• _Saved entries_
· · · · ·
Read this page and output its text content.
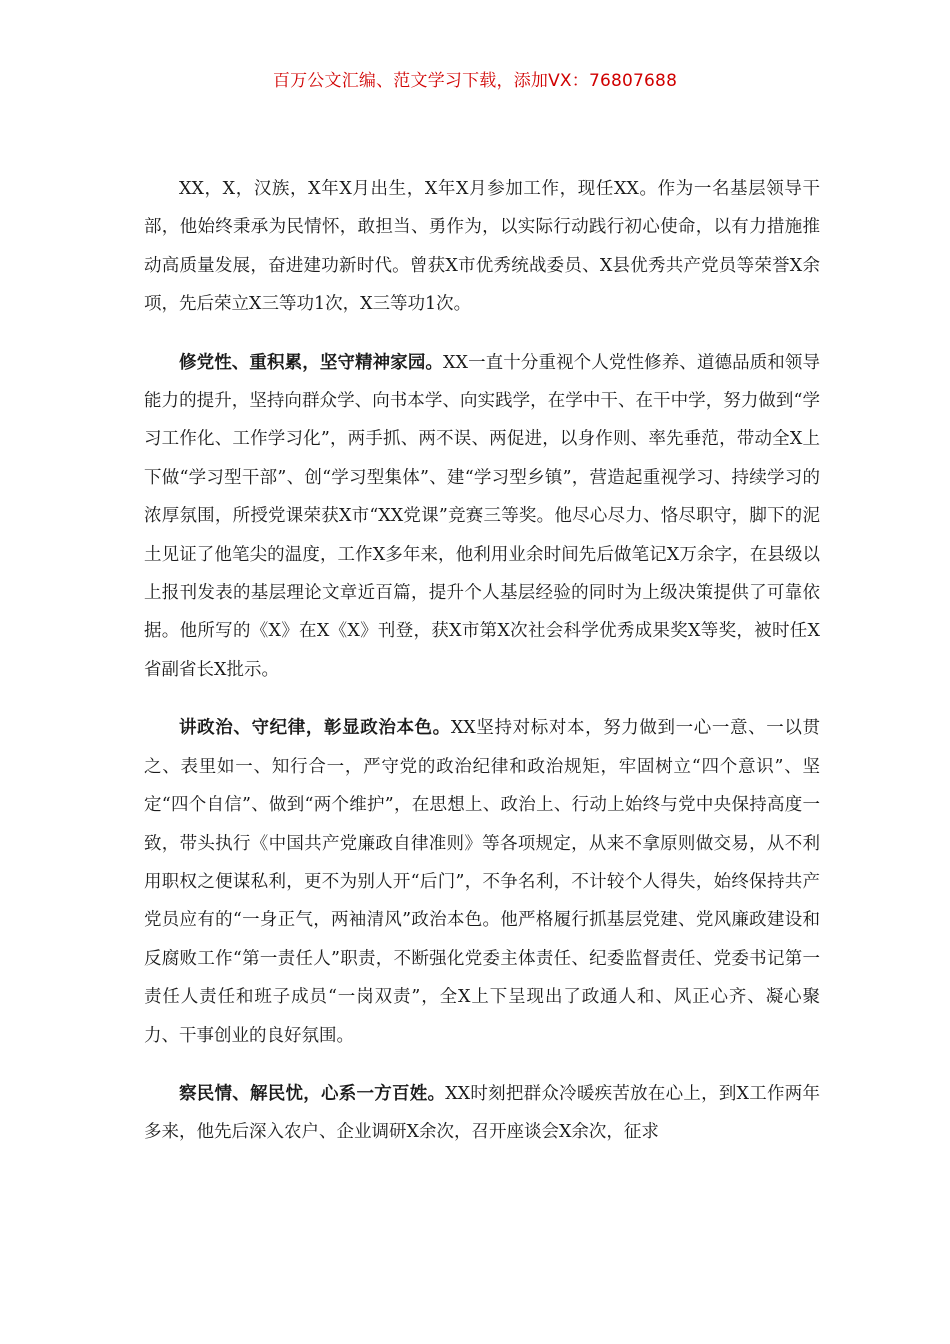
百万公文汇编、范文学习下载，添加VX：76807688

XX，X，汉族，X年X月出生，X年X月参加工作，现任XX。作为一名基层领导干部，他始终秉承为民情怀，敢担当、勇作为，以实际行动践行初心使命，以有力措施推动高质量发展，奋进建功新时代。曾获X市优秀统战委员、X县优秀共产党员等荣誉X余项，先后荣立X三等功1次，X三等功1次。

修党性、重积累，坚守精神家园。XX一直十分重视个人党性修养、道德品质和领导能力的提升，坚持向群众学、向书本学、向实践学，在学中干、在干中学，努力做到“学习工作化、工作学习化”，两手抓、两不误、两促进，以身作则、率先垂范，带动全X上下做“学习型干部”、创“学习型集体”、建“学习型乡镇”，营造起重视学习、持续学习的浓厚氛围，所授党课荣获X市“XX党课”竞赛三等奖。他尽心尽力、恪尽职守，脚下的泥土见证了他笔尖的温度，工作X多年来，他利用业余时间先后做笔记X万余字，在县级以上报刊发表的基层理论文章近百篇，提升个人基层经验的同时为上级决策提供了可靠依据。他所写的《X》在X《X》刊登，获X市第X次社会科学优秀成果奖X等奖，被时任X省副省长X批示。

讲政治、守纪律，彰显政治本色。XX坚持对标对本，努力做到一心一意、一以贯之、表里如一、知行合一，严守党的政治纪律和政治规矩，牢固树立“四个意识”、坚定“四个自信”、做到“两个维护”，在思想上、政治上、行动上始终与党中央保持高度一致，带头执行《中国共产党廉政自律准则》等各项规定，从来不拿原则做交易，从不利用职权之便谋私利，更不为别人开“后门”，不争名利，不计较个人得失，始终保持共产党员应有的“一身正气，两袖清风”政治本色。他严格履行抓基层党建、党风廉政建设和反腐败工作“第一责任人”职责，不断强化党委主体责任、纪委监督责任、党委书记第一责任人责任和班子成员“一岗双责”，全X上下呈现出了政通人和、风正心齐、凝心聚力、干事创业的良好氛围。

察民情、解民忧，心系一方百姓。XX时刻把群众冷暖疾苦放在心上，到X工作两年多来，他先后深入农户、企业调研X余次，召开座谈会X余次，征求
· · · · ·
• _Exercise objective_
Transcribe the full listing above exactly, with the images removed.

• _Solution to this task_
Read this page and output its text content.
百万公文汇编、范文学习下载，添加VX：76807688

XX，X，汉族，X年X月出生，X年X月参加工作，现任XX。作为一名基层领导干部，他始终秉承为民情怀，敢担当、勇作为，以实际行动践行初心使命，以有力措施推动高质量发展，奋进建功新时代。曾获X市优秀统战委员、X县优秀共产党员等荣誉X余项，先后荣立X三等功1次，X三等功1次。

修党性、重积累，坚守精神家园。XX一直十分重视个人党性修养、道德品质和领导能力的提升，坚持向群众学、向书本学、向实践学，在学中干、在干中学，努力做到“学习工作化、工作学习化”，两手抓、两不误、两促进，以身作则、率先垂范，带动全X上下做“学习型干部”、创“学习型集体”、建“学习型乡镇”，营造起重视学习、持续学习的浓厚氛围，所授党课荣获X市“XX党课”竞赛三等奖。他尽心尽力、恪尽职守，脚下的泥土见证了他笔尖的温度，工作X多年来，他利用业余时间先后做笔记X万余字，在县级以上报刊发表的基层理论文章近百篇，提升个人基层经验的同时为上级决策提供了可靠依据。他所写的《X》在X《X》刊登，获X市第X次社会科学优秀成果奖X等奖，被时任X省副省长X批示。

讲政治、守纪律，彰显政治本色。XX坚持对标对本，努力做到一心一意、一以贯之、表里如一、知行合一，严守党的政治纪律和政治规矩，牢固树立“四个意识”、坚定“四个自信”、做到“两个维护”，在思想上、政治上、行动上始终与党中央保持高度一致，带头执行《中国共产党廉政自律准则》等各项规定，从来不拿原则做交易，从不利用职权之便谋私利，更不为别人开“后门”，不争名利，不计较个人得失，始终保持共产党员应有的“一身正气，两袖清风”政治本色。他严格履行抓基层党建、党风廉政建设和反腐败工作“第一责任人”职责，不断强化党委主体责任、纪委监督责任、党委书记第一责任人责任和班子成员“一岗双责”，全X上下呈现出了政通人和、风正心齐、凝心聚力、干事创业的良好氛围。

察民情、解民忧，心系一方百姓。XX时刻把群众冷暖疾苦放在心上，到X工作两年多来，他先后深入农户、企业调研X余次，召开座谈会X余次，征求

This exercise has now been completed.